*Instructions for the task*: Count the lines of the material that contain the string "Error" and state only that number.

'''

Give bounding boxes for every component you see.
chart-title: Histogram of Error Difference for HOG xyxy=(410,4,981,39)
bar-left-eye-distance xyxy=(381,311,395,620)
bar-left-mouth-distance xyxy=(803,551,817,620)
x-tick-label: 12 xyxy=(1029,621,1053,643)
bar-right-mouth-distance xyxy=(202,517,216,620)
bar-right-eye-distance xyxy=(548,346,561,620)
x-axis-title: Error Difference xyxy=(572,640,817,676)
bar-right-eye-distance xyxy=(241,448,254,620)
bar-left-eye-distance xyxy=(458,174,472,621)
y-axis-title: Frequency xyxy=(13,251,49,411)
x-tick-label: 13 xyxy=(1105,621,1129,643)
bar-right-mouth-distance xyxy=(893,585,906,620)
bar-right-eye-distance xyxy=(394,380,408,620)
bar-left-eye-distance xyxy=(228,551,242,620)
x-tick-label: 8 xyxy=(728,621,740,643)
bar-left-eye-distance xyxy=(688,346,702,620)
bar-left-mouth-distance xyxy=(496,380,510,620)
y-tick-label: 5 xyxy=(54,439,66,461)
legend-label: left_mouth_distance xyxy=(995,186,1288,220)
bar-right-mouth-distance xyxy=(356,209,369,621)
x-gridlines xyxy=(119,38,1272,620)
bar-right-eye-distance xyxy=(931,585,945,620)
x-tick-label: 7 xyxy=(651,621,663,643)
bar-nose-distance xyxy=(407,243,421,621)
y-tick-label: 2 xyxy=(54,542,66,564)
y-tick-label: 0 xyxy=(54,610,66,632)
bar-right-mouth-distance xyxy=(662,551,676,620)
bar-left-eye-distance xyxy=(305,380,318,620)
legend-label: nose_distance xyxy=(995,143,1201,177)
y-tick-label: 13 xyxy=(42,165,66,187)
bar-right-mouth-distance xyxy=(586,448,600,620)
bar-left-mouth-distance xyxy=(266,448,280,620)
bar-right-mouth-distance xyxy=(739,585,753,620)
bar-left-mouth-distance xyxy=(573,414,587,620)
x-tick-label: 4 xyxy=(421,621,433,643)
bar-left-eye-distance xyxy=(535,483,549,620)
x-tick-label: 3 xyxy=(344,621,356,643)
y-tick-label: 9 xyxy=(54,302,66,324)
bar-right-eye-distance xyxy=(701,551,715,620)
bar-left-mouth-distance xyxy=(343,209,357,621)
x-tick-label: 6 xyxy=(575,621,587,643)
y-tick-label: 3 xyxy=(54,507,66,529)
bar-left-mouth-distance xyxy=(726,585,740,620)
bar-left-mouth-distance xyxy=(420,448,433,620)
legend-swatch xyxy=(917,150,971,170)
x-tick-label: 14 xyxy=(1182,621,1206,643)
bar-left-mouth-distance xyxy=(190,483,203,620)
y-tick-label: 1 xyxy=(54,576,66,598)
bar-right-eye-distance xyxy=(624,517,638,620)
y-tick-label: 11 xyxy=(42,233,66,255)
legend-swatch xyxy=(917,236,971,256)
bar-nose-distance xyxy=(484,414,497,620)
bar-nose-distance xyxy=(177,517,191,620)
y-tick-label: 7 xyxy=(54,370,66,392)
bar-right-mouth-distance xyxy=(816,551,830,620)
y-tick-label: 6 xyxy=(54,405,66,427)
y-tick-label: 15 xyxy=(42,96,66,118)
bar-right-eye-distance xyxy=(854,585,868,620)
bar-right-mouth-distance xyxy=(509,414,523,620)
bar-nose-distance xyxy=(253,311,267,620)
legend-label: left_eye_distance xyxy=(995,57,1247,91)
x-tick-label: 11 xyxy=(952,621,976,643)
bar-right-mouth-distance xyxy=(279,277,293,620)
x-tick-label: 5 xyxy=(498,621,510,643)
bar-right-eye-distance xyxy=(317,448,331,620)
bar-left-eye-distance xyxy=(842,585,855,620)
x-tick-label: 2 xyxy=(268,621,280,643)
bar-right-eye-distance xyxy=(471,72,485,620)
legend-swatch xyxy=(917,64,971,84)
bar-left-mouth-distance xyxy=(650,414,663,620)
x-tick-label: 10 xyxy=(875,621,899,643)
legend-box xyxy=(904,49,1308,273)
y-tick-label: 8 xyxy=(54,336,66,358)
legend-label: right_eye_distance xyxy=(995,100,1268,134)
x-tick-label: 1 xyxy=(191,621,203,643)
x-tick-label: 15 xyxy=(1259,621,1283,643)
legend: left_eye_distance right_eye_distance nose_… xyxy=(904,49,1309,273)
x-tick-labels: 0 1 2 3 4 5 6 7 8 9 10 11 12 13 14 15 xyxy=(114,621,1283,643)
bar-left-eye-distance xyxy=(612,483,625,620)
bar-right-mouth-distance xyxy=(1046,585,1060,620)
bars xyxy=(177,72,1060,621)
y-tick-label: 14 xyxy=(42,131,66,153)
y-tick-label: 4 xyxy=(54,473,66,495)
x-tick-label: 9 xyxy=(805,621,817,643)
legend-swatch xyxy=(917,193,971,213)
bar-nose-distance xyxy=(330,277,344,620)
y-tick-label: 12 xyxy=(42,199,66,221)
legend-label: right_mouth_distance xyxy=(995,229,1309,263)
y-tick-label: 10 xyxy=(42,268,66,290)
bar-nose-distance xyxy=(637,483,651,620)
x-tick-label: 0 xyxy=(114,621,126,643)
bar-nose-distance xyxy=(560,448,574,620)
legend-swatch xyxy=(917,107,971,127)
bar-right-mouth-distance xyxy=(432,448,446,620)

'''

*Worked solution*: 2